#### Exercise data

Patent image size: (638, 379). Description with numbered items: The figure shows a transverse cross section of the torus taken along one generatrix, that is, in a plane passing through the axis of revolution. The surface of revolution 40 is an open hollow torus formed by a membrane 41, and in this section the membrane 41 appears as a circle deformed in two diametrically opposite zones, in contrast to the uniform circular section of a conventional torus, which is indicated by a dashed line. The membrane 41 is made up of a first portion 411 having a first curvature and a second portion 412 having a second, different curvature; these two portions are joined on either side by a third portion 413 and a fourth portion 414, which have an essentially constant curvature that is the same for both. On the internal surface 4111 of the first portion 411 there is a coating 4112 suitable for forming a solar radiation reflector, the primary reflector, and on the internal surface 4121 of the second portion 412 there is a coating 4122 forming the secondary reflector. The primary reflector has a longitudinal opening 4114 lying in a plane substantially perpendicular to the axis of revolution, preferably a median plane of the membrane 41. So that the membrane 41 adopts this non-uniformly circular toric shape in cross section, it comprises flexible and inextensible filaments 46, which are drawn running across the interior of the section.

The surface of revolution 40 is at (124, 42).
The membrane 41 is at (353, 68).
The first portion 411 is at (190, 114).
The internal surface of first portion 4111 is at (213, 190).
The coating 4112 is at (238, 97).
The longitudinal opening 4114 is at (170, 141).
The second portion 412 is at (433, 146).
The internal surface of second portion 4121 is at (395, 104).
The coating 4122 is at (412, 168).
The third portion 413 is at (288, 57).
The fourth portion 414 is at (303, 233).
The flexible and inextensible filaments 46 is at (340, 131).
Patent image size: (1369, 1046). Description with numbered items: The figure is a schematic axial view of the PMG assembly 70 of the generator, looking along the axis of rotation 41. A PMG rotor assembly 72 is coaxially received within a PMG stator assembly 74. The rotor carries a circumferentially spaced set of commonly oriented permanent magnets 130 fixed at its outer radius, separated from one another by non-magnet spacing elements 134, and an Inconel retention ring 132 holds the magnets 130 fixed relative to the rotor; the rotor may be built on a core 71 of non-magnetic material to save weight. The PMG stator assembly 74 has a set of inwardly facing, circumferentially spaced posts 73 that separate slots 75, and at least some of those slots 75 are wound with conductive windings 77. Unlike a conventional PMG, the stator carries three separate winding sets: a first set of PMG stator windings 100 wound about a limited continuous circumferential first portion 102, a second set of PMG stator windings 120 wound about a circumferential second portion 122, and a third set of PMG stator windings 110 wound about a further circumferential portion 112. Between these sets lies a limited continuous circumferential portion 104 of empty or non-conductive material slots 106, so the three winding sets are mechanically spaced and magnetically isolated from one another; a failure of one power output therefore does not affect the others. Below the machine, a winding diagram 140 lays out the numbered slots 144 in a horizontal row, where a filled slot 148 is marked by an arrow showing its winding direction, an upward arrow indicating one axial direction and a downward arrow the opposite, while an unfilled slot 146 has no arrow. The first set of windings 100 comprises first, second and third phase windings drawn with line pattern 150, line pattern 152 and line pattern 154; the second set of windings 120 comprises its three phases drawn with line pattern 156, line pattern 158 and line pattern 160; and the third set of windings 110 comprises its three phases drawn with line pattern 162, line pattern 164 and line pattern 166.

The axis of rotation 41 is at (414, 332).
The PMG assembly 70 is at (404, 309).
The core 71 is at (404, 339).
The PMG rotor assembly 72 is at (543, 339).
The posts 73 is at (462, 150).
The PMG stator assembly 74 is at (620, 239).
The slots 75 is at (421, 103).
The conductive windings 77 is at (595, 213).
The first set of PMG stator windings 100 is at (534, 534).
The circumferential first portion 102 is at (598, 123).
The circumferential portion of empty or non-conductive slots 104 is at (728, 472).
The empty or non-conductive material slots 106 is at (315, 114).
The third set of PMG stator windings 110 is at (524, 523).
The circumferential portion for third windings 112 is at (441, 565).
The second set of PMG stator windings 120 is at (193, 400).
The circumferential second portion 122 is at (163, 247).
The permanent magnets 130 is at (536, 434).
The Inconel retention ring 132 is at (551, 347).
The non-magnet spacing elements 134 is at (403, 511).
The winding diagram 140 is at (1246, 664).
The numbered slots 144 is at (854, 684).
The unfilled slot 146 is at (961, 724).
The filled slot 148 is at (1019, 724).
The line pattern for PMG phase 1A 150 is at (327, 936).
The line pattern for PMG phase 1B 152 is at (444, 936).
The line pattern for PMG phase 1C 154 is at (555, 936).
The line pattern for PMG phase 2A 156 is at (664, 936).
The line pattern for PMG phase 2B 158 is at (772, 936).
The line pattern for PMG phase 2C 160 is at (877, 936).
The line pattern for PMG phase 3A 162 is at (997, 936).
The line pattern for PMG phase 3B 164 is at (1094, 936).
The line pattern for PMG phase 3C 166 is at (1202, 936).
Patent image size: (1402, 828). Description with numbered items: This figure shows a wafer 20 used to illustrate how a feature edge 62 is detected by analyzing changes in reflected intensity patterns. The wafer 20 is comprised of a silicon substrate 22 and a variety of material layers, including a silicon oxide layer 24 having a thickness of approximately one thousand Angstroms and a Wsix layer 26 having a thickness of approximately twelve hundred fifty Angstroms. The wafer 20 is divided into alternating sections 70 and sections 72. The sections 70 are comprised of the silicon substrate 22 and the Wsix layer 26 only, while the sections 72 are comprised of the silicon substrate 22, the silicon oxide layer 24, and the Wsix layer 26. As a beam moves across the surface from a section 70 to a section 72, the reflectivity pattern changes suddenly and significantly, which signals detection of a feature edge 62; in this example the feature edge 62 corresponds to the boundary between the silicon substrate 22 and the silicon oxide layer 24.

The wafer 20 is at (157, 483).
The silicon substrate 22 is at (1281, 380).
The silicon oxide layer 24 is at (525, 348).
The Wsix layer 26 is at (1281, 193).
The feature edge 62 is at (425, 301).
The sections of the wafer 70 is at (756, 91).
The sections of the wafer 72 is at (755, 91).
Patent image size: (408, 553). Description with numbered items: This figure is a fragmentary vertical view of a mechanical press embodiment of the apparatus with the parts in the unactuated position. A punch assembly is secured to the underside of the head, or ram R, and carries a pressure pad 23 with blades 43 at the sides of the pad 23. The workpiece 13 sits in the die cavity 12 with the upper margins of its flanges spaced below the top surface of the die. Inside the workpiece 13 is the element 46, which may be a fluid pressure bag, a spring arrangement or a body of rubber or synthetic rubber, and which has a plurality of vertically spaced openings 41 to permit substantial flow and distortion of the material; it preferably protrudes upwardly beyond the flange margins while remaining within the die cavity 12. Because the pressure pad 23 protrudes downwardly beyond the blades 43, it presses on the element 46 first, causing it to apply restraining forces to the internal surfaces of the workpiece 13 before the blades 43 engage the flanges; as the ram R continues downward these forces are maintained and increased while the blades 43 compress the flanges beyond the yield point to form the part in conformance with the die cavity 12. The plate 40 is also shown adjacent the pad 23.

#### Work instructions
Lay out the records above as a two-column CSV with the header text,answer. Give one row per record, with its text and its answer each in a single quoted field and line breaks replaced by spaces. Begin at the line that has "Patent image size: (1402, 828)." and stop after the line that has "The Wsix layer 26 is at (1281, 193).".

#### Exercise result
text,answer
"Patent image size: (1402, 828). Description with numbered items: This figure shows a wafer 20 used to illustrate how a feature edge 62 is detected by analyzing changes in reflected intensity patterns. The wafer 20 is comprised of a silicon substrate 22 and a variety of material layers, including a silicon oxide layer 24 having a thickness of approximately one thousand Angstroms and a Wsix layer 26 having a thickness of approximately twelve hundred fifty Angstroms. The wafer 20 is divided into alternating sections 70 and sections 72. The sections 70 are comprised of the silicon substrate 22 and the Wsix layer 26 only, while the sections 72 are comprised of the silicon substrate 22, the silicon oxide layer 24, and the Wsix layer 26. As a beam moves across the surface from a section 70 to a section 72, the reflectivity pattern changes suddenly and significantly, which signals detection of a feature edge 62; in this example the feature edge 62 corresponds to the boundary between the silicon substrate 22 and the silicon oxide layer 24.","The wafer 20 is at (157, 483). The silicon substrate 22 is at (1281, 380). The silicon oxide layer 24 is at (525, 348). The Wsix layer 26 is at (1281, 193)."